> [Work required]: Will you transcribe the entries that follow, exactly and in full?
● ● ● ●
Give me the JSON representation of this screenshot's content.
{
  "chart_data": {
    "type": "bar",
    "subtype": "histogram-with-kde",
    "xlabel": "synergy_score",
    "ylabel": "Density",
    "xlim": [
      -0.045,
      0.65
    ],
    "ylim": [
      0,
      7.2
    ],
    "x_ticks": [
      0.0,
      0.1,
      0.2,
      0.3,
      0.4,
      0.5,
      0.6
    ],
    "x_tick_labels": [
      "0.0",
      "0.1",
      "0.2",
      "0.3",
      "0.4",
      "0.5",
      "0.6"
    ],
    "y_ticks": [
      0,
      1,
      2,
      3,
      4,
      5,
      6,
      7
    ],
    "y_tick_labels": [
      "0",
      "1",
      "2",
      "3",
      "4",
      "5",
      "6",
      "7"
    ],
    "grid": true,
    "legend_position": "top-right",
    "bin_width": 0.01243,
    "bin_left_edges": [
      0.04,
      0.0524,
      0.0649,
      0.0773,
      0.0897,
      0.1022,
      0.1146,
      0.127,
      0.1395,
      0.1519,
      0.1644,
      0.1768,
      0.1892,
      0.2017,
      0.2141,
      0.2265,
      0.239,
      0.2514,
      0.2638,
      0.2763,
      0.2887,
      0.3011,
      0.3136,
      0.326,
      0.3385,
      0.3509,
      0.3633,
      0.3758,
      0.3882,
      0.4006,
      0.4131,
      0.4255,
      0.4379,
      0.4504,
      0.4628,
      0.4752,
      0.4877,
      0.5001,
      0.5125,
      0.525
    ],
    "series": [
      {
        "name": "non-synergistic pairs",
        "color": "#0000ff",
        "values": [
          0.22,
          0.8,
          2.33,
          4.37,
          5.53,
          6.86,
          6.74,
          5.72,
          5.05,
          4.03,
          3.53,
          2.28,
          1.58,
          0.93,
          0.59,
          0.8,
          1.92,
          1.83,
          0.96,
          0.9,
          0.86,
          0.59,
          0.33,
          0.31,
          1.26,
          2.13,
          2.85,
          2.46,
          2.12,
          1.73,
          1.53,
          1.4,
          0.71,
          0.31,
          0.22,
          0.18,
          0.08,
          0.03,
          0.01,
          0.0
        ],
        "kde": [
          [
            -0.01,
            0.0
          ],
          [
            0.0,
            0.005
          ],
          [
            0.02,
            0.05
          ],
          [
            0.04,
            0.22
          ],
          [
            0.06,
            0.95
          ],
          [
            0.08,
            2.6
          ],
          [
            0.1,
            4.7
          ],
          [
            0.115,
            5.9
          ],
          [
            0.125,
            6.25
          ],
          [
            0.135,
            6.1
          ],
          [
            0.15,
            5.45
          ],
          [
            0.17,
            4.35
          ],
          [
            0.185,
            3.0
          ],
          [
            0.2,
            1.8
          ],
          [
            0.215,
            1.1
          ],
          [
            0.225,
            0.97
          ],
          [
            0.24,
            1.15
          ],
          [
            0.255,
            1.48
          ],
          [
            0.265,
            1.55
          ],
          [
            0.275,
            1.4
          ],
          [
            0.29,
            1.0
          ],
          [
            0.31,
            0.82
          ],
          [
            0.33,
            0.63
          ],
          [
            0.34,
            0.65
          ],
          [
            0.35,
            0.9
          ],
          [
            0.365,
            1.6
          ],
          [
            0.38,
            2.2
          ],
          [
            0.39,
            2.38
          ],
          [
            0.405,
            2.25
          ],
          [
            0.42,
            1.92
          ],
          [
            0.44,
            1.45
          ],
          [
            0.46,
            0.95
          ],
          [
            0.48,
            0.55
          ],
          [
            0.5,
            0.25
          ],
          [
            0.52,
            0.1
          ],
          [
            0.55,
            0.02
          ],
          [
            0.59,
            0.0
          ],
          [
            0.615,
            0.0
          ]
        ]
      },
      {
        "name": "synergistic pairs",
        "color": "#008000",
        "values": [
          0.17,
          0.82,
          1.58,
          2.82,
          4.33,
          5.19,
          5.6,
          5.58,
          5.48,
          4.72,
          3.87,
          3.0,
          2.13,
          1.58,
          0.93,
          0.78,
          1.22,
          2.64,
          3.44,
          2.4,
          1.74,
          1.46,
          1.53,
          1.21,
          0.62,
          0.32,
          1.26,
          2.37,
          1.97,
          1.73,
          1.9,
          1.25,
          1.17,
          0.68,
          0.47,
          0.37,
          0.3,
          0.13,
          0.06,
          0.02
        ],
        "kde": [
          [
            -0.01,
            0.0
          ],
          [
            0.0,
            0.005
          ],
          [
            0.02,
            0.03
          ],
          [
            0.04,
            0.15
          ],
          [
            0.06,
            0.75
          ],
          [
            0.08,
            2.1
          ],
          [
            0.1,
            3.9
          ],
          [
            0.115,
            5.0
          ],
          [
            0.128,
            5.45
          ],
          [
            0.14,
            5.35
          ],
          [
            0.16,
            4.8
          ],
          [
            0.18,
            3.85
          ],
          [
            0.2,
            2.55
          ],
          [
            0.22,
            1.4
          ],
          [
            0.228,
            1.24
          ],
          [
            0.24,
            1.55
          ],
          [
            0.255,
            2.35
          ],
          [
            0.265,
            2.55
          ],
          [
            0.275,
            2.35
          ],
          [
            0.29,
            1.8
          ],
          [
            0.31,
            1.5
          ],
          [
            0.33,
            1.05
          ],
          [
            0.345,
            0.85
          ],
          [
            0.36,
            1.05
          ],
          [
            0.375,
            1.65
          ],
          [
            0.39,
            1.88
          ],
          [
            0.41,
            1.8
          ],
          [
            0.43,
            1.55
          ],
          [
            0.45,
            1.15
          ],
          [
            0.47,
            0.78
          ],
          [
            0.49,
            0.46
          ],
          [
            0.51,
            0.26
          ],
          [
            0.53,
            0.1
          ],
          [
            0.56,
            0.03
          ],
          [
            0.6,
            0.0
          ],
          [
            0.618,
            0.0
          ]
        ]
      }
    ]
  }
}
● ● ● ●
> [Solution for this problem]:
Give me the JSON representation of this screenshot's content.
{
  "chart_data": {
    "type": "bar",
    "subtype": "histogram-with-kde",
    "xlabel": "synergy_score",
    "ylabel": "Density",
    "xlim": [
      -0.045,
      0.65
    ],
    "ylim": [
      0,
      7.2
    ],
    "x_ticks": [
      0.0,
      0.1,
      0.2,
      0.3,
      0.4,
      0.5,
      0.6
    ],
    "x_tick_labels": [
      "0.0",
      "0.1",
      "0.2",
      "0.3",
      "0.4",
      "0.5",
      "0.6"
    ],
    "y_ticks": [
      0,
      1,
      2,
      3,
      4,
      5,
      6,
      7
    ],
    "y_tick_labels": [
      "0",
      "1",
      "2",
      "3",
      "4",
      "5",
      "6",
      "7"
    ],
    "grid": true,
    "legend_position": "top-right",
    "bin_width": 0.01243,
    "bin_left_edges": [
      0.04,
      0.0524,
      0.0649,
      0.0773,
      0.0897,
      0.1022,
      0.1146,
      0.127,
      0.1395,
      0.1519,
      0.1644,
      0.1768,
      0.1892,
      0.2017,
      0.2141,
      0.2265,
      0.239,
      0.2514,
      0.2638,
      0.2763,
      0.2887,
      0.3011,
      0.3136,
      0.326,
      0.3385,
      0.3509,
      0.3633,
      0.3758,
      0.3882,
      0.4006,
      0.4131,
      0.4255,
      0.4379,
      0.4504,
      0.4628,
      0.4752,
      0.4877,
      0.5001,
      0.5125,
      0.525
    ],
    "series": [
      {
        "name": "non-synergistic pairs",
        "color": "#0000ff",
        "values": [
          0.22,
          0.8,
          2.33,
          4.37,
          5.53,
          6.86,
          6.74,
          5.72,
          5.05,
          4.03,
          3.53,
          2.28,
          1.58,
          0.93,
          0.59,
          0.8,
          1.92,
          1.83,
          0.96,
          0.9,
          0.86,
          0.59,
          0.33,
          0.31,
          1.26,
          2.13,
          2.85,
          2.46,
          2.12,
          1.73,
          1.53,
          1.4,
          0.71,
          0.31,
          0.22,
          0.18,
          0.08,
          0.03,
          0.01,
          0.0
        ],
        "kde": [
          [
            -0.01,
            0.0
          ],
          [
            0.0,
            0.005
          ],
          [
            0.02,
            0.05
          ],
          [
            0.04,
            0.22
          ],
          [
            0.06,
            0.95
          ],
          [
            0.08,
            2.6
          ],
          [
            0.1,
            4.7
          ],
          [
            0.115,
            5.9
          ],
          [
            0.125,
            6.25
          ],
          [
            0.135,
            6.1
          ],
          [
            0.15,
            5.45
          ],
          [
            0.17,
            4.35
          ],
          [
            0.185,
            3.0
          ],
          [
            0.2,
            1.8
          ],
          [
            0.215,
            1.1
          ],
          [
            0.225,
            0.97
          ],
          [
            0.24,
            1.15
          ],
          [
            0.255,
            1.48
          ],
          [
            0.265,
            1.55
          ],
          [
            0.275,
            1.4
          ],
          [
            0.29,
            1.0
          ],
          [
            0.31,
            0.82
          ],
          [
            0.33,
            0.63
          ],
          [
            0.34,
            0.65
          ],
          [
            0.35,
            0.9
          ],
          [
            0.365,
            1.6
          ],
          [
            0.38,
            2.2
          ],
          [
            0.39,
            2.38
          ],
          [
            0.405,
            2.25
          ],
          [
            0.42,
            1.92
          ],
          [
            0.44,
            1.45
          ],
          [
            0.46,
            0.95
          ],
          [
            0.48,
            0.55
          ],
          [
            0.5,
            0.25
          ],
          [
            0.52,
            0.1
          ],
          [
            0.55,
            0.02
          ],
          [
            0.59,
            0.0
          ],
          [
            0.615,
            0.0
          ]
        ]
      },
      {
        "name": "synergistic pairs",
        "color": "#008000",
        "values": [
          0.17,
          0.82,
          1.58,
          2.82,
          4.33,
          5.19,
          5.6,
          5.58,
          5.48,
          4.72,
          3.87,
          3.0,
          2.13,
          1.58,
          0.93,
          0.78,
          1.22,
          2.64,
          3.44,
          2.4,
          1.74,
          1.46,
          1.53,
          1.21,
          0.62,
          0.32,
          1.26,
          2.37,
          1.97,
          1.73,
          1.9,
          1.25,
          1.17,
          0.68,
          0.47,
          0.37,
          0.3,
          0.13,
          0.06,
          0.02
        ],
        "kde": [
          [
            -0.01,
            0.0
          ],
          [
            0.0,
            0.005
          ],
          [
            0.02,
            0.03
          ],
          [
            0.04,
            0.15
          ],
          [
            0.06,
            0.75
          ],
          [
            0.08,
            2.1
          ],
          [
            0.1,
            3.9
          ],
          [
            0.115,
            5.0
          ],
          [
            0.128,
            5.45
          ],
          [
            0.14,
            5.35
          ],
          [
            0.16,
            4.8
          ],
          [
            0.18,
            3.85
          ],
          [
            0.2,
            2.55
          ],
          [
            0.22,
            1.4
          ],
          [
            0.228,
            1.24
          ],
          [
            0.24,
            1.55
          ],
          [
            0.255,
            2.35
          ],
          [
            0.265,
            2.55
          ],
          [
            0.275,
            2.35
          ],
          [
            0.29,
            1.8
          ],
          [
            0.31,
            1.5
          ],
          [
            0.33,
            1.05
          ],
          [
            0.345,
            0.85
          ],
          [
            0.36,
            1.05
          ],
          [
            0.375,
            1.65
          ],
          [
            0.39,
            1.88
          ],
          [
            0.41,
            1.8
          ],
          [
            0.43,
            1.55
          ],
          [
            0.45,
            1.15
          ],
          [
            0.47,
            0.78
          ],
          [
            0.49,
            0.46
          ],
          [
            0.51,
            0.26
          ],
          [
            0.53,
            0.1
          ],
          [
            0.56,
            0.03
          ],
          [
            0.6,
            0.0
          ],
          [
            0.618,
            0.0
          ]
        ]
      }
    ]
  }
}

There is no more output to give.